#### EXCERPT PROVIDED
Bill Clinton’s re-election campaign took a hard hit when news of the John Huang campaign finance scandal broke in October 1996. President Clinton managed to run out the clock and win the election, but, as John Fund writes in National Review, Hillary Clinton’s ability to stonewall her way past scandal in 2016 may be undermined by the ubiquity of the Internet and the power of WikiLeaks’ Julian Assange.

From National Review:

Clinton must also remember what happened exactly 20 years ago during her husband’s campaign for reelection… Bill Clinton had to run out the clock on a growing campaign-finance scandal that in the last month of the campaign changed the dynamics of what had been a complete cakewalk of a race. Clinton ended up winning by eight points over Bob Dole (49 percent to 41 percent, with Ross Perot taking 9 percent of the vote). But that loss was not nearly as bad as Republicans had feared. Six final pre-election polls had Clinton winning by anywhere from eleven to 16 points. The New York Times/CBS poll was the most off-base, showing Clinton beating Dole 53 to 35 percent. CNN’s final tracking poll had Clinton ahead by 16 points. The respected Pew Research Center issued a final poll showing Clinton ahead 52 percent to 38 percent, a 14-point lead almost double the actual results on Election Day.

#### PROBLEMS AND TASKS
#1 Answer these questions from the article on the Clinton campaign-finance scandals:
(a) When did news of the John Huang campaign finance scandal break?
(b) What share of the vote did Clinton, Dole and Perot each receive?
(c) Which poll was the most off-base, and what result did it show?
#2 Resume the article on the Clinton campaign-finance scandals, starting after its last sentence.
This material has nothing to do with the article on the Clinton campaign-finance scandals.

[Stored data entries]
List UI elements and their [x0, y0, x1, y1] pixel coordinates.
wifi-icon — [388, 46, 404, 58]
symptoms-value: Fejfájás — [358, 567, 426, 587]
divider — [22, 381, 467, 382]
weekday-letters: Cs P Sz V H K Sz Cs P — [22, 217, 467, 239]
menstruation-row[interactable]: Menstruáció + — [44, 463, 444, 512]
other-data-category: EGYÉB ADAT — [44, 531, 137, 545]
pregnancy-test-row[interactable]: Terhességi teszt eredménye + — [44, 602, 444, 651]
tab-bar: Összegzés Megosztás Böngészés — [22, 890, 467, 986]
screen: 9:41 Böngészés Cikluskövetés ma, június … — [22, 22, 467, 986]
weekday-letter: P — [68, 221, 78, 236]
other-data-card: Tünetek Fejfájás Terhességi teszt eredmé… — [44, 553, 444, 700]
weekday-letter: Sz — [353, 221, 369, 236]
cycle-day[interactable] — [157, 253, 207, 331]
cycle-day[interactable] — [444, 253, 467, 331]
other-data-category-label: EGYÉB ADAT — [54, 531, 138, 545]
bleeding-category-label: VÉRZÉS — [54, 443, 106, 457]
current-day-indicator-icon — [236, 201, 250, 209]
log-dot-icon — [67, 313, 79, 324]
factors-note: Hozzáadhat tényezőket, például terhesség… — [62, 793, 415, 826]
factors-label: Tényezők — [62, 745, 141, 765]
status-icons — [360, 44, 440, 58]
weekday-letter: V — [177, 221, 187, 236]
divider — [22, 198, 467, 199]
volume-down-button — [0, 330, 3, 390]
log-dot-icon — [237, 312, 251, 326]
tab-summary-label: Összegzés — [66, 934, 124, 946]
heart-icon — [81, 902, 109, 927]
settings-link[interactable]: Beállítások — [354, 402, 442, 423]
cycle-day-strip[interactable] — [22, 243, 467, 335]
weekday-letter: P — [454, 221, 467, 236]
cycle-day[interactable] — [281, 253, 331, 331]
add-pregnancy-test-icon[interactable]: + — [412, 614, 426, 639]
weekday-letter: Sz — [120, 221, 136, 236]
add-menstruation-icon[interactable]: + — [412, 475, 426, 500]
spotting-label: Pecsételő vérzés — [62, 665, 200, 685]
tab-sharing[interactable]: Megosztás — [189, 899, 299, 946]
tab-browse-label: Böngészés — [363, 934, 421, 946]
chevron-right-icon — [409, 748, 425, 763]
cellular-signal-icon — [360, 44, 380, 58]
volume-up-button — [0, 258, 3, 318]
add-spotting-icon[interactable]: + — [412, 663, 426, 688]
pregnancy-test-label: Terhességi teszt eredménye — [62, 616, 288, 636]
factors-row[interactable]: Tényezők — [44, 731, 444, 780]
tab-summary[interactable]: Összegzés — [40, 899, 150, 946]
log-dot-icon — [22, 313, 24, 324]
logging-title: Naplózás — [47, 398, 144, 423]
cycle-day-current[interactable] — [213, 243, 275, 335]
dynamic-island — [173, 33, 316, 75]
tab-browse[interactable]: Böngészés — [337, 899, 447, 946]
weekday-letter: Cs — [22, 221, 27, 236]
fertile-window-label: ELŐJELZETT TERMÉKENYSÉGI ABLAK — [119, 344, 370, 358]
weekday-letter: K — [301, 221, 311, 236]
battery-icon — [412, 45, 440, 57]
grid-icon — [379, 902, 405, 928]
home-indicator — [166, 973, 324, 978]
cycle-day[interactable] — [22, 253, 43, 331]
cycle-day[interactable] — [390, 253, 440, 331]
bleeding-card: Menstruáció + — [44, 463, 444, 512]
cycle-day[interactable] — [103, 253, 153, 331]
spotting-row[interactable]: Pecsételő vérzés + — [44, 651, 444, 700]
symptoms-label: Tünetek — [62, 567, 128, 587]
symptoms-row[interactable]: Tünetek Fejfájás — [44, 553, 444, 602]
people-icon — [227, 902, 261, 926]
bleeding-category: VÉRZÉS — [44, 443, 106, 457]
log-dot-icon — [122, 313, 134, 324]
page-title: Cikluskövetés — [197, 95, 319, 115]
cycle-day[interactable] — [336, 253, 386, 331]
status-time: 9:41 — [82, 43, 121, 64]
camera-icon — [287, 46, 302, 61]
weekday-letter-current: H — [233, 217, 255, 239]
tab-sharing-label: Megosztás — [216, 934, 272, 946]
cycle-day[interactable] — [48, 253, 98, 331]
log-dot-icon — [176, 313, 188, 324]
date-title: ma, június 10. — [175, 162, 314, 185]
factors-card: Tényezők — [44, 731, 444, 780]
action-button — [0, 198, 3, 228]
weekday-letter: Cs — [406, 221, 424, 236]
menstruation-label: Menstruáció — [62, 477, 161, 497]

#### SOLVED TASKS
#1
(a) October 1996.
(b) Clinton took 49 percent, Dole 41 percent and Perot 9 percent.
(c) The New York Times/CBS poll, which showed Clinton beating Dole 53 to 35 percent.

#2
Those bad numbers prompted political experts Michael Barone and Everett Ladd to call for an investigation into how the polling industry had bungled the numbers so badly. Bill Clinton had his own answer. He told journalist Elizabeth Drew after the election that negative coverage of the fundraising scandal involving DNC finance vice chairman John Huang allowed Republicans to keep Congress and tighten the 1996 election.

The sprawling fundraising scandal ultimately led to 22 guilty pleas on various violations of election laws. Among the Clinton fundraisers and friends who pleaded guilty were John Huang, Charlie Trie, James Riady, and Michael Brown, son of the late Clinton commerce secretary Ron Brown. But a lot was never learned, even after the revelations that Clinton had personally authorized offering donors Oval Office meetings and use of the Lincoln bedroom. A total of 120 participants in the fundraising scandal either fled the country, asserted their Fifth Amendment privilege against self-incrimination, or otherwise avoided questioning. The stonewalling worked, just as Hillary Clinton hopes it will with the Clinton Foundation, her private e-mail server, and Benghazi.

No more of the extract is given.